Task instructions: Scan the listing below. Report each line that includes "this".

Collection entries
------------------------------

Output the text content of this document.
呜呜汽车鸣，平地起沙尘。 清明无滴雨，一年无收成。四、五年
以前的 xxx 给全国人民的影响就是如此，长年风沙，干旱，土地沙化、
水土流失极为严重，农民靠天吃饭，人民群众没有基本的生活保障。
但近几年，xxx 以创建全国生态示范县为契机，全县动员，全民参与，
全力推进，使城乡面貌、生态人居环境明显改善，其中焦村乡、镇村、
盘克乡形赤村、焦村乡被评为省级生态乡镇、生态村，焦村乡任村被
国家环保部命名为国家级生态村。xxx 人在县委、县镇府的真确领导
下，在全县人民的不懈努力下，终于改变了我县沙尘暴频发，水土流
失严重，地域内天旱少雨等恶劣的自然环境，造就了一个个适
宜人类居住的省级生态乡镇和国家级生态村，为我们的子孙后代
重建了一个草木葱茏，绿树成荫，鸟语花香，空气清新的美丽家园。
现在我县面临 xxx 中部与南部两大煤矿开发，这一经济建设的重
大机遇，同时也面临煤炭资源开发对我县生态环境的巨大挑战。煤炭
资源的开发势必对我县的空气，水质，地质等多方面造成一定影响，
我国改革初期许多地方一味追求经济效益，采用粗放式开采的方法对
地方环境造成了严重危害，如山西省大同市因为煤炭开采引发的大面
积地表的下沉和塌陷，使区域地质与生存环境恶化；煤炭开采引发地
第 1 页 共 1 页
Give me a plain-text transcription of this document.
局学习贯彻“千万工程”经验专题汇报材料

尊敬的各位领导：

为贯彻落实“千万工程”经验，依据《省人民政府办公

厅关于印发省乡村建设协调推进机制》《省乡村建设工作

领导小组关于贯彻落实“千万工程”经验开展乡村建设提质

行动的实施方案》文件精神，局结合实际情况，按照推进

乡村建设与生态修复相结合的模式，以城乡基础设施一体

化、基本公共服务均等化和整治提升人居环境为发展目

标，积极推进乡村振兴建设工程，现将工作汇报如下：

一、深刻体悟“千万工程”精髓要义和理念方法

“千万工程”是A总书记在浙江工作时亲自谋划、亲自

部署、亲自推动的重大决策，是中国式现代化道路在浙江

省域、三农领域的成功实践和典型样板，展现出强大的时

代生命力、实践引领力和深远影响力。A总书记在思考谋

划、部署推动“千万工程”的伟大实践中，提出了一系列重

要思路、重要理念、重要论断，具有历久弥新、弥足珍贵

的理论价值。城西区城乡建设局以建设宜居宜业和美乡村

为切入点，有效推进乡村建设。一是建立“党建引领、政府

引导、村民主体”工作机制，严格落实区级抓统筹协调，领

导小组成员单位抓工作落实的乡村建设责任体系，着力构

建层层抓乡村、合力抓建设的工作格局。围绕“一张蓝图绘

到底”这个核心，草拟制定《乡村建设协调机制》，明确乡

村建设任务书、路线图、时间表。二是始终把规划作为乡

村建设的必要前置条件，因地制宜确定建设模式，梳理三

------------------------------

Correct answer:
Output the text content of this document.
Give me a plain-text transcription of this document.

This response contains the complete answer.